__EXERCISE DETAILS__
Omit images. Retype all entries verbatim.

__MATERIAL PROVIDED__

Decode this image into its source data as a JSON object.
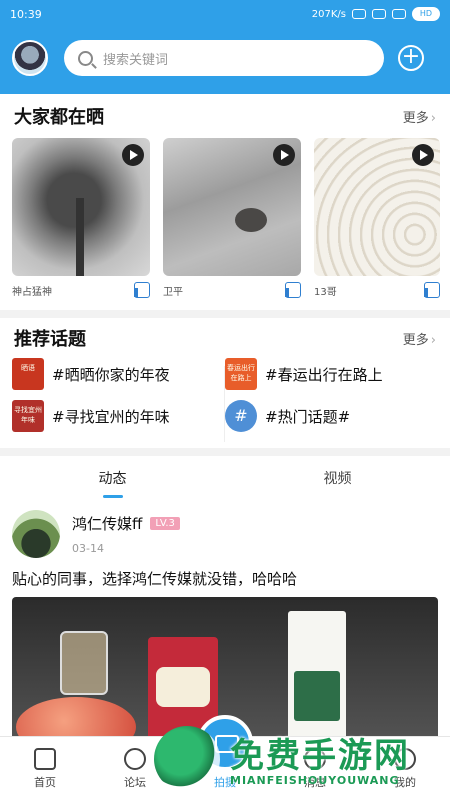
{
  "status": {
    "time": "10:39",
    "net_speed": "207K/s",
    "battery": "HD"
  },
  "header": {
    "search_placeholder": "搜索关键词"
  },
  "everyone": {
    "title": "大家都在晒",
    "more": "更多",
    "items": [
      {
        "author": "神占猛神"
      },
      {
        "author": "卫平"
      },
      {
        "author": "13哥"
      }
    ]
  },
  "topics": {
    "title": "推荐话题",
    "more": "更多",
    "items": [
      {
        "icon_text": "晒语",
        "label": "#晒晒你家的年夜"
      },
      {
        "icon_text": "春运出行在路上",
        "label": "#春运出行在路上"
      },
      {
        "icon_text": "寻找宜州年味",
        "label": "#寻找宜州的年味"
      },
      {
        "icon_text": "#",
        "label": "#热门话题#"
      }
    ]
  },
  "feed": {
    "tabs": [
      "动态",
      "视频"
    ],
    "post": {
      "user": "鸿仁传媒ff",
      "level": "LV.3",
      "date": "03-14",
      "text": "贴心的同事，选择鸿仁传媒就没错，哈哈哈"
    }
  },
  "bottom_nav": {
    "items": [
      "首页",
      "论坛",
      "拍摄",
      "消息",
      "我的"
    ]
  },
  "watermark": {
    "cn": "免费手游网",
    "en": "MIANFEISHOUYOUWANG"
  },
  "colors": {
    "brand": "#2fa0e8",
    "level_badge": "#f2a0b6",
    "watermark": "#1b9a55"
  }
}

__COMPLETED TASK__
Decode this image into its source data as a JSON object.
{
  "status": {
    "time": "10:39",
    "net_speed": "207K/s",
    "battery": "HD"
  },
  "header": {
    "search_placeholder": "搜索关键词"
  },
  "everyone": {
    "title": "大家都在晒",
    "more": "更多",
    "items": [
      {
        "author": "神占猛神"
      },
      {
        "author": "卫平"
      },
      {
        "author": "13哥"
      }
    ]
  },
  "topics": {
    "title": "推荐话题",
    "more": "更多",
    "items": [
      {
        "icon_text": "晒语",
        "label": "#晒晒你家的年夜"
      },
      {
        "icon_text": "春运出行在路上",
        "label": "#春运出行在路上"
      },
      {
        "icon_text": "寻找宜州年味",
        "label": "#寻找宜州的年味"
      },
      {
        "icon_text": "#",
        "label": "#热门话题#"
      }
    ]
  },
  "feed": {
    "tabs": [
      "动态",
      "视频"
    ],
    "post": {
      "user": "鸿仁传媒ff",
      "level": "LV.3",
      "date": "03-14",
      "text": "贴心的同事，选择鸿仁传媒就没错，哈哈哈"
    }
  },
  "bottom_nav": {
    "items": [
      "首页",
      "论坛",
      "拍摄",
      "消息",
      "我的"
    ]
  },
  "watermark": {
    "cn": "免费手游网",
    "en": "MIANFEISHOUYOUWANG"
  },
  "colors": {
    "brand": "#2fa0e8",
    "level_badge": "#f2a0b6",
    "watermark": "#1b9a55"
  }
}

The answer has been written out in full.